=== GIVEN REQUEST ===
Copy each line below that contains "이해하기".

↓

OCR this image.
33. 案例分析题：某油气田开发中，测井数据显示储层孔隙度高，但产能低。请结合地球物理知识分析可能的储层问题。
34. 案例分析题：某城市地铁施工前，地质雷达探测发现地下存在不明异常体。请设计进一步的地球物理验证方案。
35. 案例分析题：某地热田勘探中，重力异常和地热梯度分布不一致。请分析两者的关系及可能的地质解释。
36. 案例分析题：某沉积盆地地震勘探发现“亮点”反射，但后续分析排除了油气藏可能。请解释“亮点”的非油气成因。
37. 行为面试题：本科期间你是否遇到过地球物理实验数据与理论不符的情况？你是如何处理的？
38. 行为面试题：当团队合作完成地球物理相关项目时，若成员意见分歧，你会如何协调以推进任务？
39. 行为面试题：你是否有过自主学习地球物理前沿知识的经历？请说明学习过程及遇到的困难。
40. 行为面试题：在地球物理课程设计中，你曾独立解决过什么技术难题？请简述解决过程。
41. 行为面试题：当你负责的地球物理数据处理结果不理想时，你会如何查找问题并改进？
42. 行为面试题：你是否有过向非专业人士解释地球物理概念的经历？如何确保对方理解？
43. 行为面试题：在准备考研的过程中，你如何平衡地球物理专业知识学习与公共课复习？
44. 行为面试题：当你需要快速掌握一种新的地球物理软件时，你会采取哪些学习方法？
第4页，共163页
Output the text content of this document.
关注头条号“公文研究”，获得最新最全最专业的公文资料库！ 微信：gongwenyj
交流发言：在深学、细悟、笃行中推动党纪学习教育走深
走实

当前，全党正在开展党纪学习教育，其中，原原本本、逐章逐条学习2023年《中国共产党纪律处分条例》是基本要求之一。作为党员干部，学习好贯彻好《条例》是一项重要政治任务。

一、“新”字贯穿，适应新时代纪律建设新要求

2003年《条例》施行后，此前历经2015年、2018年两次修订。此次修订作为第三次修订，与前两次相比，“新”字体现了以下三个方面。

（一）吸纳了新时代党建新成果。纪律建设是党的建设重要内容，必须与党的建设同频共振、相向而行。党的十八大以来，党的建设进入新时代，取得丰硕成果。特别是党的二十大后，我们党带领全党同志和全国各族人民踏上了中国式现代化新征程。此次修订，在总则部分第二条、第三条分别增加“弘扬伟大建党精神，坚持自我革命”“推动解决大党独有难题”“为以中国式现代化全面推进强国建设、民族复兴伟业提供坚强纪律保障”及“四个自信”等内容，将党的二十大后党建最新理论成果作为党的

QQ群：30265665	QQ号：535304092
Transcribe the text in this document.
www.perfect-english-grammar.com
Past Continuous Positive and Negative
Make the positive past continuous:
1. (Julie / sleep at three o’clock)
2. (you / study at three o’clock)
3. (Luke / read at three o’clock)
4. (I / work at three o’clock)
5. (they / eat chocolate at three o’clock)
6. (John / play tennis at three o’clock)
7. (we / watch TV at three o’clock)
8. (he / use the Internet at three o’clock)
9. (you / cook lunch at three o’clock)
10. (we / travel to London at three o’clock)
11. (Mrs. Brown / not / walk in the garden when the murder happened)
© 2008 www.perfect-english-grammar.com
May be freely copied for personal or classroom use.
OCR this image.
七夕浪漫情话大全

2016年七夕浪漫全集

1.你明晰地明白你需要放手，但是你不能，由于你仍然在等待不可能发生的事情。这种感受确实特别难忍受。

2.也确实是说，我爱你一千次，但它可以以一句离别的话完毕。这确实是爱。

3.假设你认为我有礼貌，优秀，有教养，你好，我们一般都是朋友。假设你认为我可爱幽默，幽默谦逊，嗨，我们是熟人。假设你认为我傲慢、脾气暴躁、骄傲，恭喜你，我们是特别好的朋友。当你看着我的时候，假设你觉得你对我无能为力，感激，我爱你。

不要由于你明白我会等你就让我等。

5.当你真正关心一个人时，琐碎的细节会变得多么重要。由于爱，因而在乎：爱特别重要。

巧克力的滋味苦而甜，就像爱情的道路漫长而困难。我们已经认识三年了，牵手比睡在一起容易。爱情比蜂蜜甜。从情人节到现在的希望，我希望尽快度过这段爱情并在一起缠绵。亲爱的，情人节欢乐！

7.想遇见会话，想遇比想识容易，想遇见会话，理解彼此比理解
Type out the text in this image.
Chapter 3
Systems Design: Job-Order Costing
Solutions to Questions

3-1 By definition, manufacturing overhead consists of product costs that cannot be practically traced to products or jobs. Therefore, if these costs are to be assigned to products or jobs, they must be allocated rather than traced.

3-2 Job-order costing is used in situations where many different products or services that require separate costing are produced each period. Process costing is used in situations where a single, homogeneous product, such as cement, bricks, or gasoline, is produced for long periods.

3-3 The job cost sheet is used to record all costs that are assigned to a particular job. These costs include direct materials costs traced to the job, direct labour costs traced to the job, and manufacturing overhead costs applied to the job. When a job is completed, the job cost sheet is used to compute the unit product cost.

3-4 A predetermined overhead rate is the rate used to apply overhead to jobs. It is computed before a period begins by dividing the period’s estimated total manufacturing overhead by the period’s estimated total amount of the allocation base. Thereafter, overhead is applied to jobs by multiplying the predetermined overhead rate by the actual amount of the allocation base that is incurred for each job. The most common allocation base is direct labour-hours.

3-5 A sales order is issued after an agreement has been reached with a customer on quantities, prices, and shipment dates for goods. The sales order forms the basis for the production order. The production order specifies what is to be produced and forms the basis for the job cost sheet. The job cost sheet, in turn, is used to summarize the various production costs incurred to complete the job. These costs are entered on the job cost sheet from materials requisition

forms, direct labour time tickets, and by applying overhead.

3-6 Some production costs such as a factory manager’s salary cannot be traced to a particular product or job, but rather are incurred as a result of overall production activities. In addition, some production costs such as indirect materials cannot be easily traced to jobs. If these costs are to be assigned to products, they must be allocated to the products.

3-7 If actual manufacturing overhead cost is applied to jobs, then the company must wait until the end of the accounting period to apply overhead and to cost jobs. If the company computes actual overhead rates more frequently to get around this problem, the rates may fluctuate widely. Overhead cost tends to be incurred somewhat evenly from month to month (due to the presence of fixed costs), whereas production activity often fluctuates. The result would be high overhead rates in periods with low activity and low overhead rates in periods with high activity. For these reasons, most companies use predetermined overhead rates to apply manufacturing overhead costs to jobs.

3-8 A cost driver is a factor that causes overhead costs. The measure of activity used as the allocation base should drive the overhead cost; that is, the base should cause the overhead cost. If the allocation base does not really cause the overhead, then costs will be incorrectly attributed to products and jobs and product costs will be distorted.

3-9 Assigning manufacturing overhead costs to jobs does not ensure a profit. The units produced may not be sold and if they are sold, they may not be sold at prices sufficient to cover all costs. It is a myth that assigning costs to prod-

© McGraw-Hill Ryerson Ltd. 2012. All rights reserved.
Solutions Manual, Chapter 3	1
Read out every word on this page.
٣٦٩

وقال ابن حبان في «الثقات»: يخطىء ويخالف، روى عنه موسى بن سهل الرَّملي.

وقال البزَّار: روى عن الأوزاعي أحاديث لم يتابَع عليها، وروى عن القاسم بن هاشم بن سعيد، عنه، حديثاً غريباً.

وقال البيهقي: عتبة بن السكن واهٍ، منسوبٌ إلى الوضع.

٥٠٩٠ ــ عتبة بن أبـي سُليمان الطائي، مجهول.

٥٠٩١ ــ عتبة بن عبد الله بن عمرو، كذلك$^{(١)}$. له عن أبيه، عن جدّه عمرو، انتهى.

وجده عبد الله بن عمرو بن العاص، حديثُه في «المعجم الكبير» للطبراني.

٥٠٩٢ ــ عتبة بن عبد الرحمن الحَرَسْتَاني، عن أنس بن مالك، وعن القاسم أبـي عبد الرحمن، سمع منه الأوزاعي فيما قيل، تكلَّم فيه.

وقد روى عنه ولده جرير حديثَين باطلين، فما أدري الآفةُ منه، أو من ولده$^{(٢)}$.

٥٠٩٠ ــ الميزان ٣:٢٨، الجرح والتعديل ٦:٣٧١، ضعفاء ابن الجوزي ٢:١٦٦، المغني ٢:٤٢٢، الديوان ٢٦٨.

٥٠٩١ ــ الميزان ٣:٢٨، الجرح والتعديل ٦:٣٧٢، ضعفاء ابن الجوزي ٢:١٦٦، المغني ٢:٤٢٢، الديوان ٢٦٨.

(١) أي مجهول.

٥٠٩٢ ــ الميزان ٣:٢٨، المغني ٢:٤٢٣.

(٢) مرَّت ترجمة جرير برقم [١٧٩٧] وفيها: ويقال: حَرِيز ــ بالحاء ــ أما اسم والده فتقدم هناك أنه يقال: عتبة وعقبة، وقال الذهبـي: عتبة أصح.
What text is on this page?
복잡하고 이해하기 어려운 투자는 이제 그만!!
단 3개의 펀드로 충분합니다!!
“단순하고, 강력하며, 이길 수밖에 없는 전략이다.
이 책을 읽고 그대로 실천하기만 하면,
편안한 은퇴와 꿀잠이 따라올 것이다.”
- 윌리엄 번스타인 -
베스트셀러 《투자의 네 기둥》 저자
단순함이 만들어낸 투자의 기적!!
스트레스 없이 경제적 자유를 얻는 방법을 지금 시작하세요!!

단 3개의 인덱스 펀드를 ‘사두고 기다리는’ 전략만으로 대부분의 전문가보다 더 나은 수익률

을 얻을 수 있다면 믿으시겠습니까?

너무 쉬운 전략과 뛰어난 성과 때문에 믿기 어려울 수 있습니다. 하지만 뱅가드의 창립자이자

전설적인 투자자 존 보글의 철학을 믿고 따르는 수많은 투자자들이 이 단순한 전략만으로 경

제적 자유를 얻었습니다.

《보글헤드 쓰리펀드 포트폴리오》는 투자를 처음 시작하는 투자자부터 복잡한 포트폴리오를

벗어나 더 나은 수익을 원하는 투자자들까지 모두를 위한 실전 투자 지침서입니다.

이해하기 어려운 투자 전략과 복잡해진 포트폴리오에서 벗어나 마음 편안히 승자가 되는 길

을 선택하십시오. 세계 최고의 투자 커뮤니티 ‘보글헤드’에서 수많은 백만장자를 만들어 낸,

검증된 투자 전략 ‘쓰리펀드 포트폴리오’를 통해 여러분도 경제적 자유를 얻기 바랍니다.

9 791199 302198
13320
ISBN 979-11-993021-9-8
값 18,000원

↑

=== FINAL RESULT ===
복잡하고 이해하기 어려운 투자는 이제 그만!!
이해하기 어려운 투자 전략과 복잡해진 포트폴리오에서 벗어나 마음 편안히 승자가 되는 길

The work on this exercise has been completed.